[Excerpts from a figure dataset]
[start]

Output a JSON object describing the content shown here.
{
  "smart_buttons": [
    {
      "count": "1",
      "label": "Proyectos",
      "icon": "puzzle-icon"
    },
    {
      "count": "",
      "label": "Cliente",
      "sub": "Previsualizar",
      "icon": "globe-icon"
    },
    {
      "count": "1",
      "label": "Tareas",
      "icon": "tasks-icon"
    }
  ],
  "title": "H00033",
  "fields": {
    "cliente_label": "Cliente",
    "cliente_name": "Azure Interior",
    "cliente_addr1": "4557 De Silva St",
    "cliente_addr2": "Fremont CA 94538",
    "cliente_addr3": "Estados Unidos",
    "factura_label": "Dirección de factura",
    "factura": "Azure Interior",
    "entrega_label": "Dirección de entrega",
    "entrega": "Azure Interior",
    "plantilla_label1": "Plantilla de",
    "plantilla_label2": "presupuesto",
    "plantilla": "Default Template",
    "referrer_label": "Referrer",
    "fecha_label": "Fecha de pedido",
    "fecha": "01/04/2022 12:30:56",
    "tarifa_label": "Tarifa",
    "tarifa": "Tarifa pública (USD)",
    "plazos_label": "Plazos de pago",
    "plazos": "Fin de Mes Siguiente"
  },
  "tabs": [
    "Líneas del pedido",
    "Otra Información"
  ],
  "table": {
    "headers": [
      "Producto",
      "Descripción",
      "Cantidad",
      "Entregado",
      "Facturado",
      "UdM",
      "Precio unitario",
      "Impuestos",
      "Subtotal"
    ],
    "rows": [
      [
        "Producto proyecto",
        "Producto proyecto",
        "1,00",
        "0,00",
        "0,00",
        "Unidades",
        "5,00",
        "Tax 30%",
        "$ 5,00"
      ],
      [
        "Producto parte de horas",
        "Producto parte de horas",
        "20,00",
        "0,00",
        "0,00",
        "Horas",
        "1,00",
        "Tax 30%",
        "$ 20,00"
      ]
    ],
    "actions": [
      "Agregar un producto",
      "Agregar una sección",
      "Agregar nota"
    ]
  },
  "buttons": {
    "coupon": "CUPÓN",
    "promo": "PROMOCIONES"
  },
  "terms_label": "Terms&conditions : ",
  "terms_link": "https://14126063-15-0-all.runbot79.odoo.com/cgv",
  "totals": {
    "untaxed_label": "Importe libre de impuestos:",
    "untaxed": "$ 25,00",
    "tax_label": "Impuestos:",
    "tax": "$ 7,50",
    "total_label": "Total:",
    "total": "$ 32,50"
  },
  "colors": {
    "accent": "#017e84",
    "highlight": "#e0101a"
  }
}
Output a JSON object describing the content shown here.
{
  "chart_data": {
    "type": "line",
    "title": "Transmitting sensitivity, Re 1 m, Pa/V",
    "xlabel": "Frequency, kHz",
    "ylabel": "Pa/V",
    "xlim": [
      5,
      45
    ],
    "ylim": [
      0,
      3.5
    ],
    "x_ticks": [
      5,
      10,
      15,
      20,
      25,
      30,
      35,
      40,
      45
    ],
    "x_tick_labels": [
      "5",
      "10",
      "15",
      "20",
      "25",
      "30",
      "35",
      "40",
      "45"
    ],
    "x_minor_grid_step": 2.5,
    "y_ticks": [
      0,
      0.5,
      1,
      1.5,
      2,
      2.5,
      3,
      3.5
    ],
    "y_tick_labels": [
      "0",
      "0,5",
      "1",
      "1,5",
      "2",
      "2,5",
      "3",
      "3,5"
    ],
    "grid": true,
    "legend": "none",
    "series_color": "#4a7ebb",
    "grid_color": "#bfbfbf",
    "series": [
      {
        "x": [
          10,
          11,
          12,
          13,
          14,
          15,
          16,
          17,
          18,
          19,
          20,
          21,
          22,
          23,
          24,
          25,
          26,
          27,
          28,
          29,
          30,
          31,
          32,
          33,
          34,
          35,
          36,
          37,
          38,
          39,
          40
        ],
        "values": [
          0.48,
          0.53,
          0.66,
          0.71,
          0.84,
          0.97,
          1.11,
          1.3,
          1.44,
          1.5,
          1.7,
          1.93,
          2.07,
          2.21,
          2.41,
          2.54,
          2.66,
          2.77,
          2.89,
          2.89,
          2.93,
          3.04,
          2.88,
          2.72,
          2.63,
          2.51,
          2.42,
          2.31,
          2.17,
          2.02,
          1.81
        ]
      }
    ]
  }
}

[end]

● **Goal**:
Each record above must be given again exactly.

● **Exercise output**:
Output a JSON object describing the content shown here.
{
  "smart_buttons": [
    {
      "count": "1",
      "label": "Proyectos",
      "icon": "puzzle-icon"
    },
    {
      "count": "",
      "label": "Cliente",
      "sub": "Previsualizar",
      "icon": "globe-icon"
    },
    {
      "count": "1",
      "label": "Tareas",
      "icon": "tasks-icon"
    }
  ],
  "title": "H00033",
  "fields": {
    "cliente_label": "Cliente",
    "cliente_name": "Azure Interior",
    "cliente_addr1": "4557 De Silva St",
    "cliente_addr2": "Fremont CA 94538",
    "cliente_addr3": "Estados Unidos",
    "factura_label": "Dirección de factura",
    "factura": "Azure Interior",
    "entrega_label": "Dirección de entrega",
    "entrega": "Azure Interior",
    "plantilla_label1": "Plantilla de",
    "plantilla_label2": "presupuesto",
    "plantilla": "Default Template",
    "referrer_label": "Referrer",
    "fecha_label": "Fecha de pedido",
    "fecha": "01/04/2022 12:30:56",
    "tarifa_label": "Tarifa",
    "tarifa": "Tarifa pública (USD)",
    "plazos_label": "Plazos de pago",
    "plazos": "Fin de Mes Siguiente"
  },
  "tabs": [
    "Líneas del pedido",
    "Otra Información"
  ],
  "table": {
    "headers": [
      "Producto",
      "Descripción",
      "Cantidad",
      "Entregado",
      "Facturado",
      "UdM",
      "Precio unitario",
      "Impuestos",
      "Subtotal"
    ],
    "rows": [
      [
        "Producto proyecto",
        "Producto proyecto",
        "1,00",
        "0,00",
        "0,00",
        "Unidades",
        "5,00",
        "Tax 30%",
        "$ 5,00"
      ],
      [
        "Producto parte de horas",
        "Producto parte de horas",
        "20,00",
        "0,00",
        "0,00",
        "Horas",
        "1,00",
        "Tax 30%",
        "$ 20,00"
      ]
    ],
    "actions": [
      "Agregar un producto",
      "Agregar una sección",
      "Agregar nota"
    ]
  },
  "buttons": {
    "coupon": "CUPÓN",
    "promo": "PROMOCIONES"
  },
  "terms_label": "Terms&conditions : ",
  "terms_link": "https://14126063-15-0-all.runbot79.odoo.com/cgv",
  "totals": {
    "untaxed_label": "Importe libre de impuestos:",
    "untaxed": "$ 25,00",
    "tax_label": "Impuestos:",
    "tax": "$ 7,50",
    "total_label": "Total:",
    "total": "$ 32,50"
  },
  "colors": {
    "accent": "#017e84",
    "highlight": "#e0101a"
  }
}
Output a JSON object describing the content shown here.
{
  "chart_data": {
    "type": "line",
    "title": "Transmitting sensitivity, Re 1 m, Pa/V",
    "xlabel": "Frequency, kHz",
    "ylabel": "Pa/V",
    "xlim": [
      5,
      45
    ],
    "ylim": [
      0,
      3.5
    ],
    "x_ticks": [
      5,
      10,
      15,
      20,
      25,
      30,
      35,
      40,
      45
    ],
    "x_tick_labels": [
      "5",
      "10",
      "15",
      "20",
      "25",
      "30",
      "35",
      "40",
      "45"
    ],
    "x_minor_grid_step": 2.5,
    "y_ticks": [
      0,
      0.5,
      1,
      1.5,
      2,
      2.5,
      3,
      3.5
    ],
    "y_tick_labels": [
      "0",
      "0,5",
      "1",
      "1,5",
      "2",
      "2,5",
      "3",
      "3,5"
    ],
    "grid": true,
    "legend": "none",
    "series_color": "#4a7ebb",
    "grid_color": "#bfbfbf",
    "series": [
      {
        "x": [
          10,
          11,
          12,
          13,
          14,
          15,
          16,
          17,
          18,
          19,
          20,
          21,
          22,
          23,
          24,
          25,
          26,
          27,
          28,
          29,
          30,
          31,
          32,
          33,
          34,
          35,
          36,
          37,
          38,
          39,
          40
        ],
        "values": [
          0.48,
          0.53,
          0.66,
          0.71,
          0.84,
          0.97,
          1.11,
          1.3,
          1.44,
          1.5,
          1.7,
          1.93,
          2.07,
          2.21,
          2.41,
          2.54,
          2.66,
          2.77,
          2.89,
          2.89,
          2.93,
          3.04,
          2.88,
          2.72,
          2.63,
          2.51,
          2.42,
          2.31,
          2.17,
          2.02,
          1.81
        ]
      }
    ]
  }
}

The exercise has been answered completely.